**Source records**
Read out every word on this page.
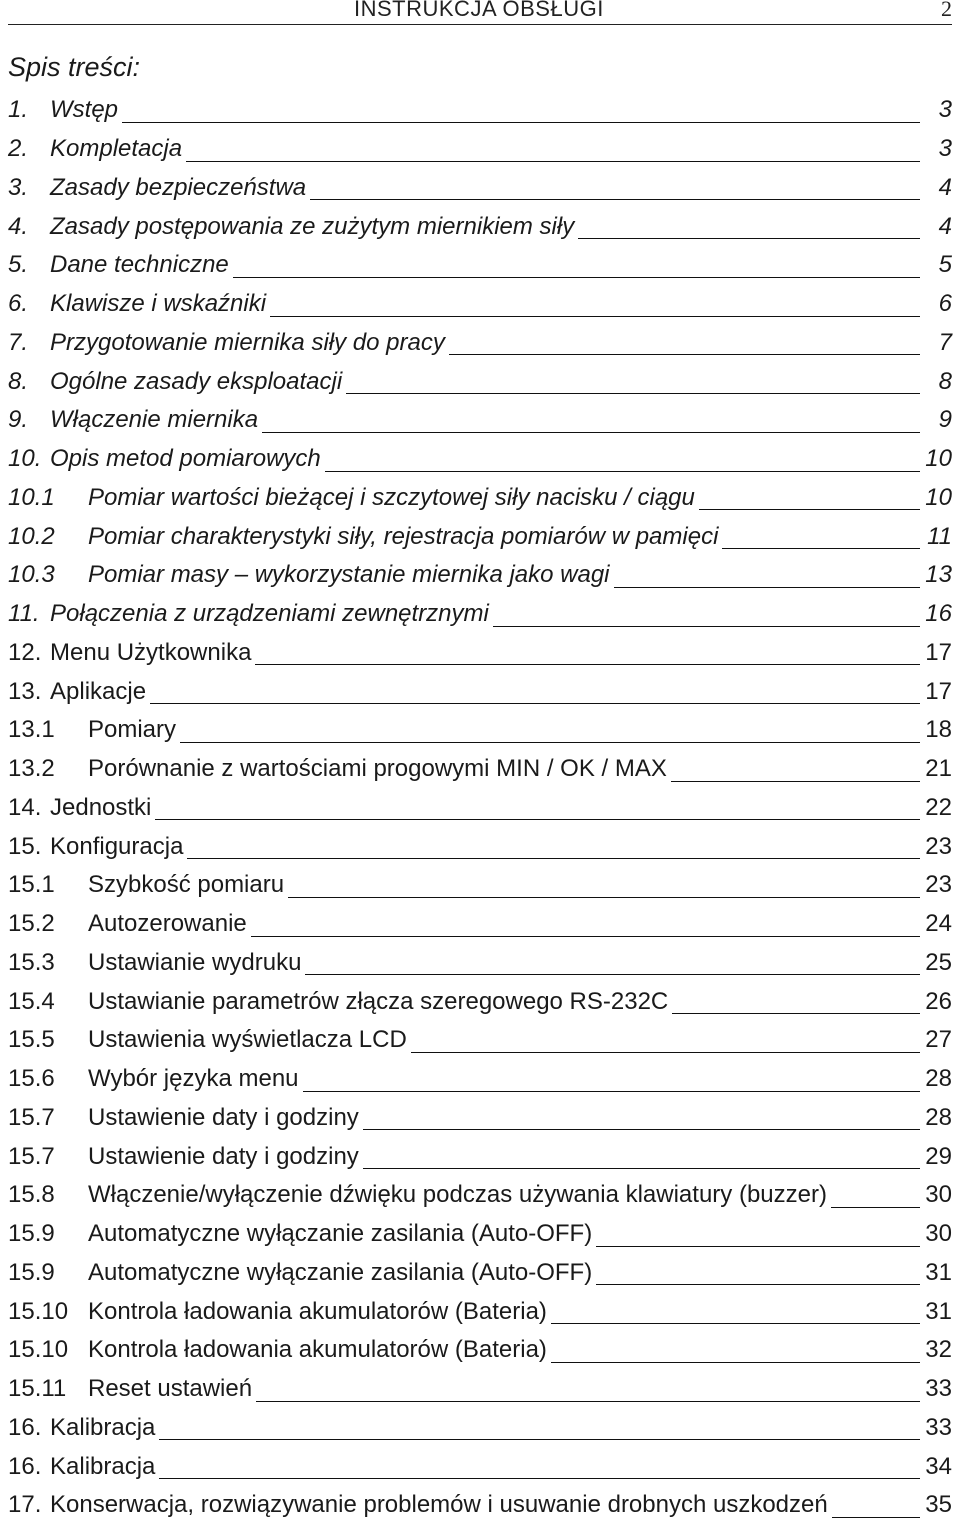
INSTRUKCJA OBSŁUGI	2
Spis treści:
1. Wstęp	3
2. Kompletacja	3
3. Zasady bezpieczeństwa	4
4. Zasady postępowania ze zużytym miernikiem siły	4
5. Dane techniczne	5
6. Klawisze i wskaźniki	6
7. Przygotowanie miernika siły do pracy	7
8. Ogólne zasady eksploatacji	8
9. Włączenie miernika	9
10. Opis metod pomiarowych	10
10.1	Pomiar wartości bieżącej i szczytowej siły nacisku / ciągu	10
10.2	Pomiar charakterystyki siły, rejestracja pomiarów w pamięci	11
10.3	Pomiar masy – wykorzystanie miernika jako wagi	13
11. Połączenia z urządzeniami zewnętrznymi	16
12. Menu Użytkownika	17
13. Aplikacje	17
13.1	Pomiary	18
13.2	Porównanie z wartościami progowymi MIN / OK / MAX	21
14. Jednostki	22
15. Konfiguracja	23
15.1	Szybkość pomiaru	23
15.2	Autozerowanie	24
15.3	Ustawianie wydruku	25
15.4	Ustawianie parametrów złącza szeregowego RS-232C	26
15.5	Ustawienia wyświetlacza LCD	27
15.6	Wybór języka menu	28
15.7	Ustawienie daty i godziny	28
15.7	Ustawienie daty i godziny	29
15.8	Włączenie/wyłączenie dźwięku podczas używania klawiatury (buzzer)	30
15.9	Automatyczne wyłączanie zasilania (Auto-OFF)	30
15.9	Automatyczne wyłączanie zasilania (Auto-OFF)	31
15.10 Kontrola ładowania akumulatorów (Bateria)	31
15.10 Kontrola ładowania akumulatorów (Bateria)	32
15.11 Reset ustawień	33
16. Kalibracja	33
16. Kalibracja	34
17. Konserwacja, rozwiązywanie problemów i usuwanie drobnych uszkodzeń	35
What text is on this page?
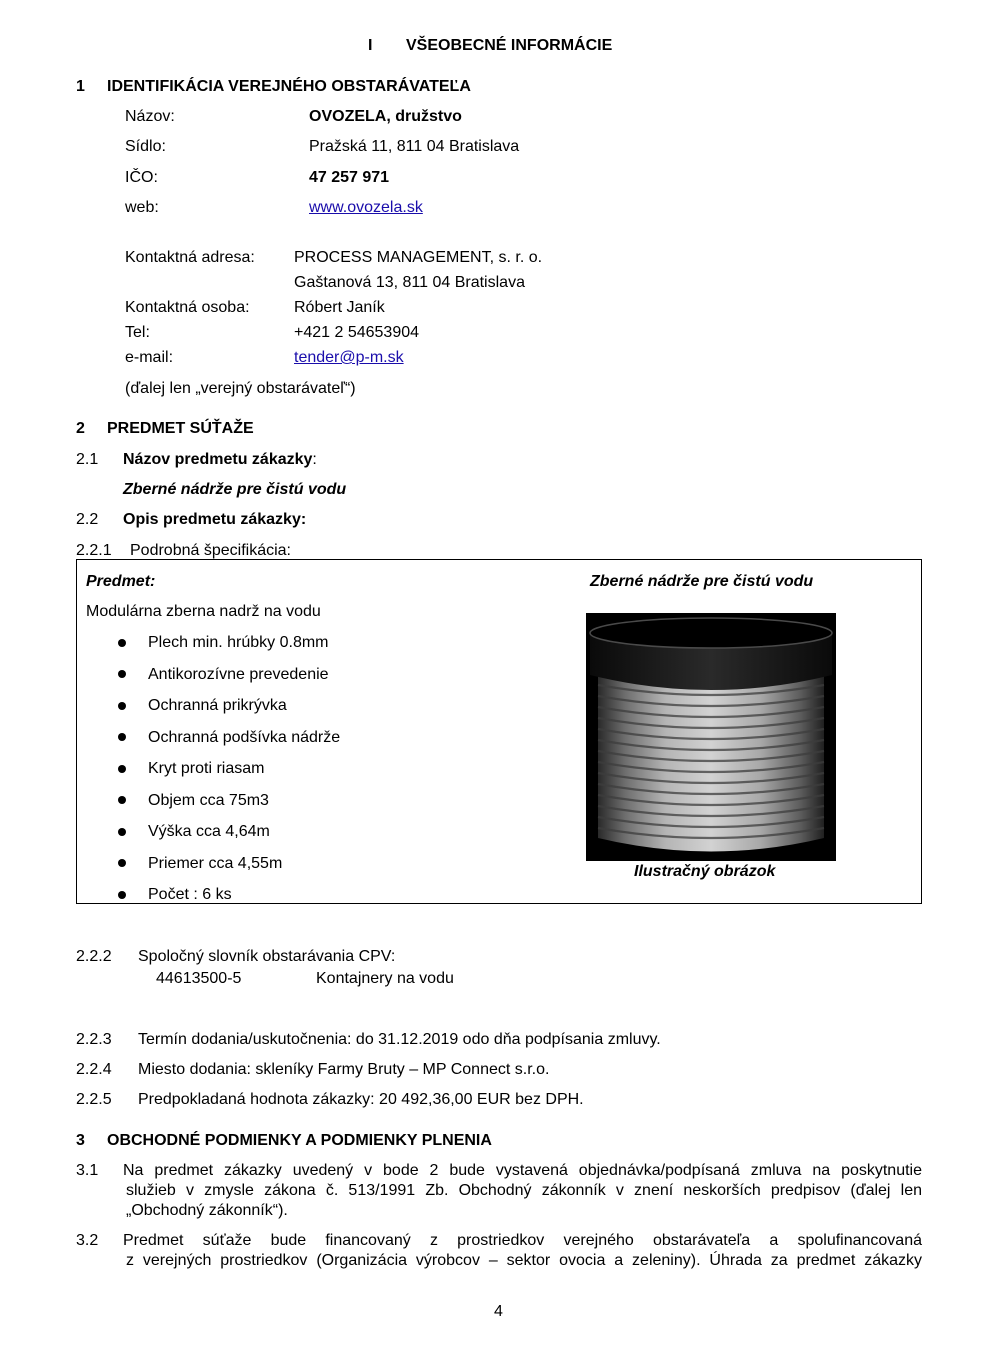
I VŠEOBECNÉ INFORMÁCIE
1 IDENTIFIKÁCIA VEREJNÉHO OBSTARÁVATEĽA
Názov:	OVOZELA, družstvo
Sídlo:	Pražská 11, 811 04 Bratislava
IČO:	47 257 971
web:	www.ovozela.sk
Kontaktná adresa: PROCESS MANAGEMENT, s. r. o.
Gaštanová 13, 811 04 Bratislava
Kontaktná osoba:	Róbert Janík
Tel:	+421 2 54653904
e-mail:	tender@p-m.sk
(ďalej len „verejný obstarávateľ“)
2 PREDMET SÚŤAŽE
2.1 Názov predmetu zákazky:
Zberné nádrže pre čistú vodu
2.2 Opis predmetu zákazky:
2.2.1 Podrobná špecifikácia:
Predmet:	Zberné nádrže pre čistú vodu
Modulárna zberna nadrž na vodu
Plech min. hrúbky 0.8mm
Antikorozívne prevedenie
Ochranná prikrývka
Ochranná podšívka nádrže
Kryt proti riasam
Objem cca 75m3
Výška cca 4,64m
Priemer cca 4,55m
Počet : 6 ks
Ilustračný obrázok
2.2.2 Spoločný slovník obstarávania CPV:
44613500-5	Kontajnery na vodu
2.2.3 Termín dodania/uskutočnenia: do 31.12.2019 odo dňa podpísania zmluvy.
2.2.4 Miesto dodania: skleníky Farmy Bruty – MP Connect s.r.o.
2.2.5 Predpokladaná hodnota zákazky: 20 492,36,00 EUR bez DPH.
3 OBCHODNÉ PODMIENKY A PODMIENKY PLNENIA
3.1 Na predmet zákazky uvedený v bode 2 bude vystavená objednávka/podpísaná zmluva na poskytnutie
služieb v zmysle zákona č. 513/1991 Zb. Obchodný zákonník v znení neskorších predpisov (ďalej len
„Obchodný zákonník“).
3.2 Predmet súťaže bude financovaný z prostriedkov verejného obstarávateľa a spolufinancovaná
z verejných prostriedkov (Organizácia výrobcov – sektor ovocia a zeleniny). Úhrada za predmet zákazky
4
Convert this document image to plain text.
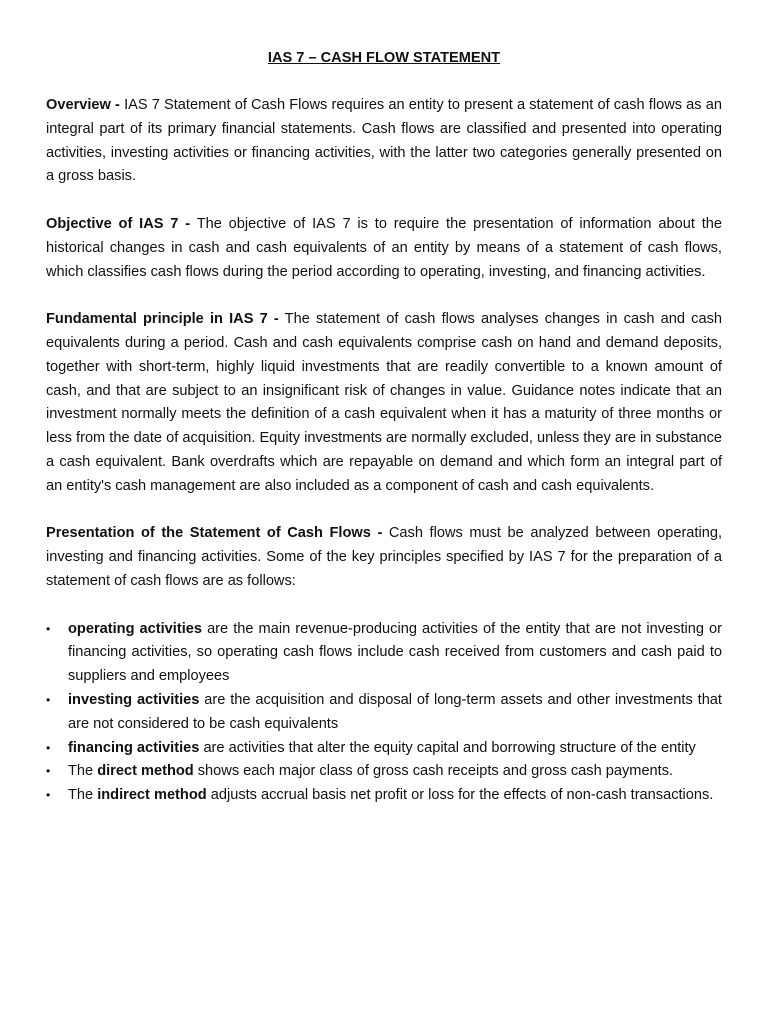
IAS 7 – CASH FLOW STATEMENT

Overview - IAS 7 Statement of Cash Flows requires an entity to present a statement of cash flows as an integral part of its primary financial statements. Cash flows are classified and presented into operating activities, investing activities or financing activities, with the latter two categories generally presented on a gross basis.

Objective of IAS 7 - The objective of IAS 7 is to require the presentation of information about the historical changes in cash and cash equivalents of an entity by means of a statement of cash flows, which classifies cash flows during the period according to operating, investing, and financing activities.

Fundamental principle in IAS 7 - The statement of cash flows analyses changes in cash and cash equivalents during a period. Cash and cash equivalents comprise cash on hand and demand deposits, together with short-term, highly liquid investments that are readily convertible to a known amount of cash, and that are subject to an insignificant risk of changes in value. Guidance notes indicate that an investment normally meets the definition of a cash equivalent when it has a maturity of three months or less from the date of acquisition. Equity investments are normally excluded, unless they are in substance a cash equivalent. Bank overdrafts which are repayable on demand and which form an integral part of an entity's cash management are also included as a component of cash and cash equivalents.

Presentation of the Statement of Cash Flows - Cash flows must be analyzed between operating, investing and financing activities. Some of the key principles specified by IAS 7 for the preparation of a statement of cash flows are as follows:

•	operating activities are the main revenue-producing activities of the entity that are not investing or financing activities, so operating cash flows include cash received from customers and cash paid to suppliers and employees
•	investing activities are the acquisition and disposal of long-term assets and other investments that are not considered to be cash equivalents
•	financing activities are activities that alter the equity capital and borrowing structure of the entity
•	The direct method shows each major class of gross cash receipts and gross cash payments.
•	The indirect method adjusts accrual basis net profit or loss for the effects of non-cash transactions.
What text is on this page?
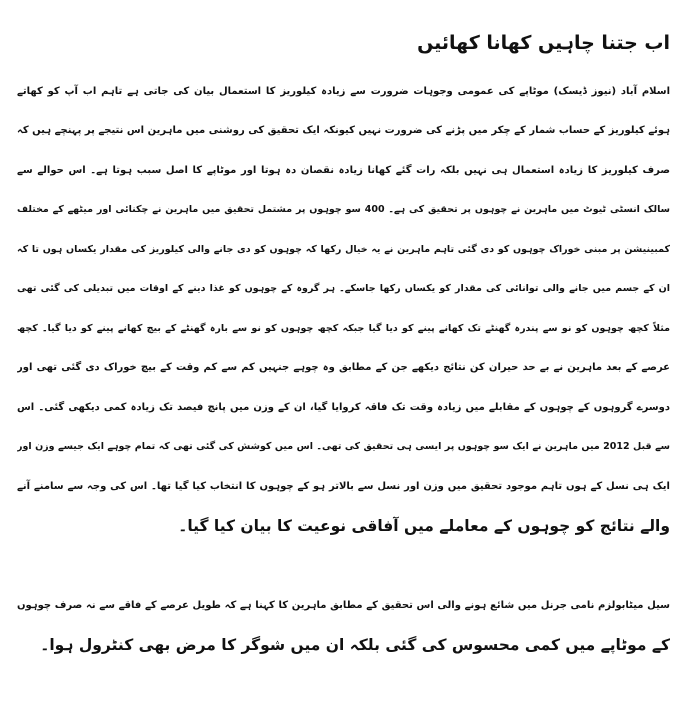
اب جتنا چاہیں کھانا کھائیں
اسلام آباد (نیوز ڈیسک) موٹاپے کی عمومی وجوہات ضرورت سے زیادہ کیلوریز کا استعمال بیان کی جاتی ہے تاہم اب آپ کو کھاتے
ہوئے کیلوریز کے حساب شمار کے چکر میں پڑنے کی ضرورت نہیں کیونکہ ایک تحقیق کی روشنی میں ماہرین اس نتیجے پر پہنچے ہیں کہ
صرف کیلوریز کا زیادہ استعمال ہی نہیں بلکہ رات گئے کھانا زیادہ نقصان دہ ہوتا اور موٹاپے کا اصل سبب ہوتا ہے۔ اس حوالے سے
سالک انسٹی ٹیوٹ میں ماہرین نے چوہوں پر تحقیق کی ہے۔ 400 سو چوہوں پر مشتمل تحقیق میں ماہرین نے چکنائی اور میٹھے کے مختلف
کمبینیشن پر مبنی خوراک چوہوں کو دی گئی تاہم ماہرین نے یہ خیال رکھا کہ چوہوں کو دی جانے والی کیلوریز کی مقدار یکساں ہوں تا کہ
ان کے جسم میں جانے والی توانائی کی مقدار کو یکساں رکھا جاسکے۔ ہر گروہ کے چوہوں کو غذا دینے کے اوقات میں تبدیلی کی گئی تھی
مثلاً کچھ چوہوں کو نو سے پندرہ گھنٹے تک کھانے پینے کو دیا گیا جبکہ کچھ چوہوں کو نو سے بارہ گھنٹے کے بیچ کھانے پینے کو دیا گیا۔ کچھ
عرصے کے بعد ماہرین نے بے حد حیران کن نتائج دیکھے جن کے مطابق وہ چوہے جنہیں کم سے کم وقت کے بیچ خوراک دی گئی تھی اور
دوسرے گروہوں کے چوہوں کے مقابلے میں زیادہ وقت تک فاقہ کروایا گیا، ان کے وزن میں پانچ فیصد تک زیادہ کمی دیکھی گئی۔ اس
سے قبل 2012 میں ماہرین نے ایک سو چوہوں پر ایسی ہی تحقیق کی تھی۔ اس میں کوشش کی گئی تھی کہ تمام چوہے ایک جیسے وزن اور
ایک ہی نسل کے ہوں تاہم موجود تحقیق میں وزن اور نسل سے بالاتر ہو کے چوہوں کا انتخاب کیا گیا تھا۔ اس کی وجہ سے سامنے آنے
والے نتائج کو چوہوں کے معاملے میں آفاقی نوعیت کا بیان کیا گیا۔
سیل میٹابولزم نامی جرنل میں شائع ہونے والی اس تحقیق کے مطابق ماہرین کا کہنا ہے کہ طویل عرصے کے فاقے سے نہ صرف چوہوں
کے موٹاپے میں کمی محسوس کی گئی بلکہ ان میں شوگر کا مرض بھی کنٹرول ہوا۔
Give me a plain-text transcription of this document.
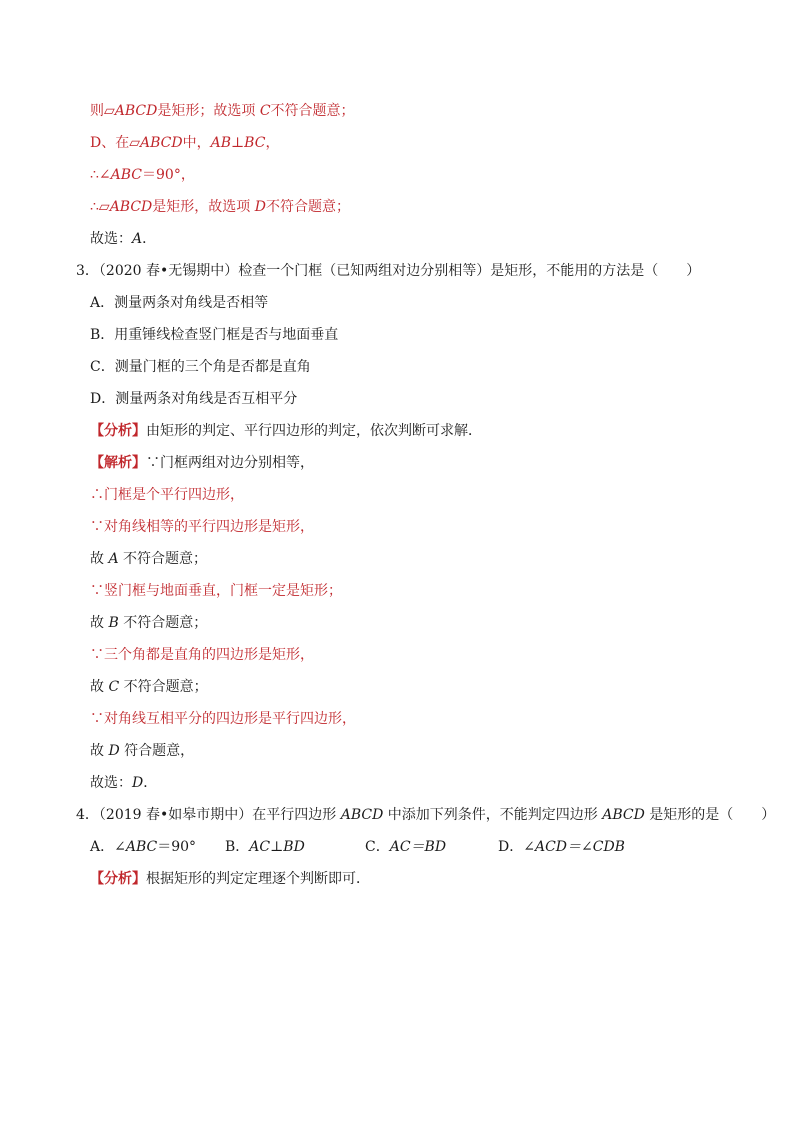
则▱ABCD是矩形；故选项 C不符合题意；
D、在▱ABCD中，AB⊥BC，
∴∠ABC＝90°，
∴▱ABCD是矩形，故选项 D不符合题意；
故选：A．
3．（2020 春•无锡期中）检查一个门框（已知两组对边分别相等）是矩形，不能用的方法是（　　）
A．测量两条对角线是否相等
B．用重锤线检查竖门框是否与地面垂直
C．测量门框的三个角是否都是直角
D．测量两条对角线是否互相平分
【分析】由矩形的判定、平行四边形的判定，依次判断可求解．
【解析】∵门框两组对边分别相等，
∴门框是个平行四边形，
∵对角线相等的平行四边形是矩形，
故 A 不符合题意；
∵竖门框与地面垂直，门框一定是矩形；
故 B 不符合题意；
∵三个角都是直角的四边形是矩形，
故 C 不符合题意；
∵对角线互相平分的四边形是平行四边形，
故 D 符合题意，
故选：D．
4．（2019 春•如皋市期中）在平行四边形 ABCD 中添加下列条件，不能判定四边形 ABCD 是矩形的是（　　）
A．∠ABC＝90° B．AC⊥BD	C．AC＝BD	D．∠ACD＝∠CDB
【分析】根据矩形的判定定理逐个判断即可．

**WHAT IS BEING ASKED**
Above are the records. Copy every line in them holding "والی".

**SOLUTION**
کمبینیشن پر مبنی خوراک چوہوں کو دی گئی تاہم ماہرین نے یہ خیال رکھا کہ چوہوں کو دی جانے والی کیلوریز کی مقدار یکساں ہوں تا کہ
ان کے جسم میں جانے والی توانائی کی مقدار کو یکساں رکھا جاسکے۔ ہر گروہ کے چوہوں کو غذا دینے کے اوقات میں تبدیلی کی گئی تھی
سیل میٹابولزم نامی جرنل میں شائع ہونے والی اس تحقیق کے مطابق ماہرین کا کہنا ہے کہ طویل عرصے کے فاقے سے نہ صرف چوہوں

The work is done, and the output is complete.